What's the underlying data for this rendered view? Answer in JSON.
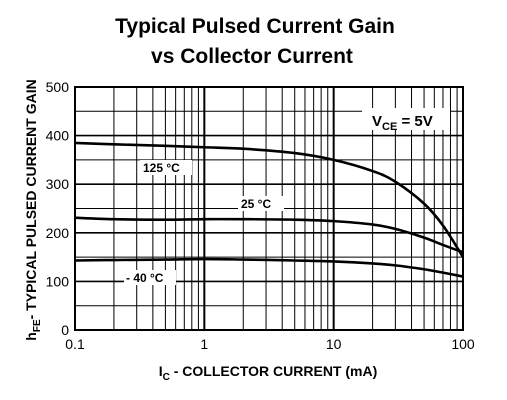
{
  "chart_data": {
    "type": "line",
    "title_line1": "Typical Pulsed Current Gain",
    "title_line2": "vs Collector Current",
    "xlabel_sym": "I",
    "xlabel_sub": "C",
    "xlabel_rest": " - COLLECTOR CURRENT  (mA)",
    "ylabel_sym": "h",
    "ylabel_sub": "FE",
    "ylabel_rest": "- TYPICAL  PULSED CURRENT GAIN",
    "xscale": "log",
    "xlim": [
      0.1,
      100
    ],
    "ylim": [
      0,
      500
    ],
    "xticks": [
      {
        "value": 0.1,
        "label": "0.1"
      },
      {
        "value": 1,
        "label": "1"
      },
      {
        "value": 10,
        "label": "10"
      },
      {
        "value": 100,
        "label": "100"
      }
    ],
    "yticks": [
      {
        "value": 0,
        "label": "0"
      },
      {
        "value": 100,
        "label": "100"
      },
      {
        "value": 200,
        "label": "200"
      },
      {
        "value": 300,
        "label": "300"
      },
      {
        "value": 400,
        "label": "400"
      },
      {
        "value": 500,
        "label": "500"
      }
    ],
    "grid": true,
    "annotation": {
      "sym": "V",
      "sub": "CE",
      "rest": " = 5V"
    },
    "series": [
      {
        "name": "125 °C",
        "x": [
          0.1,
          0.2,
          0.5,
          1,
          2,
          5,
          10,
          20,
          30,
          50,
          70,
          100
        ],
        "y": [
          385,
          382,
          379,
          376,
          373,
          364,
          350,
          327,
          305,
          260,
          215,
          150
        ]
      },
      {
        "name": "25 °C",
        "x": [
          0.1,
          0.2,
          0.5,
          1,
          2,
          5,
          10,
          20,
          30,
          50,
          70,
          100
        ],
        "y": [
          231,
          228,
          227,
          228,
          228,
          227,
          224,
          217,
          208,
          190,
          175,
          160
        ]
      },
      {
        "name": "- 40 °C",
        "x": [
          0.1,
          0.2,
          0.5,
          1,
          2,
          5,
          10,
          20,
          30,
          50,
          70,
          100
        ],
        "y": [
          143,
          144,
          145,
          146,
          145,
          143,
          141,
          137,
          133,
          125,
          118,
          110
        ]
      }
    ]
  }
}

→ Task prompt
Images do not belong in the copy; reproduce all other parts of the records above verbatim.

→ Result of the exercise
What's the underlying data for this rendered view? Answer in JSON.
{
  "chart_data": {
    "type": "line",
    "title_line1": "Typical Pulsed Current Gain",
    "title_line2": "vs Collector Current",
    "xlabel_sym": "I",
    "xlabel_sub": "C",
    "xlabel_rest": " - COLLECTOR CURRENT  (mA)",
    "ylabel_sym": "h",
    "ylabel_sub": "FE",
    "ylabel_rest": "- TYPICAL  PULSED CURRENT GAIN",
    "xscale": "log",
    "xlim": [
      0.1,
      100
    ],
    "ylim": [
      0,
      500
    ],
    "xticks": [
      {
        "value": 0.1,
        "label": "0.1"
      },
      {
        "value": 1,
        "label": "1"
      },
      {
        "value": 10,
        "label": "10"
      },
      {
        "value": 100,
        "label": "100"
      }
    ],
    "yticks": [
      {
        "value": 0,
        "label": "0"
      },
      {
        "value": 100,
        "label": "100"
      },
      {
        "value": 200,
        "label": "200"
      },
      {
        "value": 300,
        "label": "300"
      },
      {
        "value": 400,
        "label": "400"
      },
      {
        "value": 500,
        "label": "500"
      }
    ],
    "grid": true,
    "annotation": {
      "sym": "V",
      "sub": "CE",
      "rest": " = 5V"
    },
    "series": [
      {
        "name": "125 °C",
        "x": [
          0.1,
          0.2,
          0.5,
          1,
          2,
          5,
          10,
          20,
          30,
          50,
          70,
          100
        ],
        "y": [
          385,
          382,
          379,
          376,
          373,
          364,
          350,
          327,
          305,
          260,
          215,
          150
        ]
      },
      {
        "name": "25 °C",
        "x": [
          0.1,
          0.2,
          0.5,
          1,
          2,
          5,
          10,
          20,
          30,
          50,
          70,
          100
        ],
        "y": [
          231,
          228,
          227,
          228,
          228,
          227,
          224,
          217,
          208,
          190,
          175,
          160
        ]
      },
      {
        "name": "- 40 °C",
        "x": [
          0.1,
          0.2,
          0.5,
          1,
          2,
          5,
          10,
          20,
          30,
          50,
          70,
          100
        ],
        "y": [
          143,
          144,
          145,
          146,
          145,
          143,
          141,
          137,
          133,
          125,
          118,
          110
        ]
      }
    ]
  }
}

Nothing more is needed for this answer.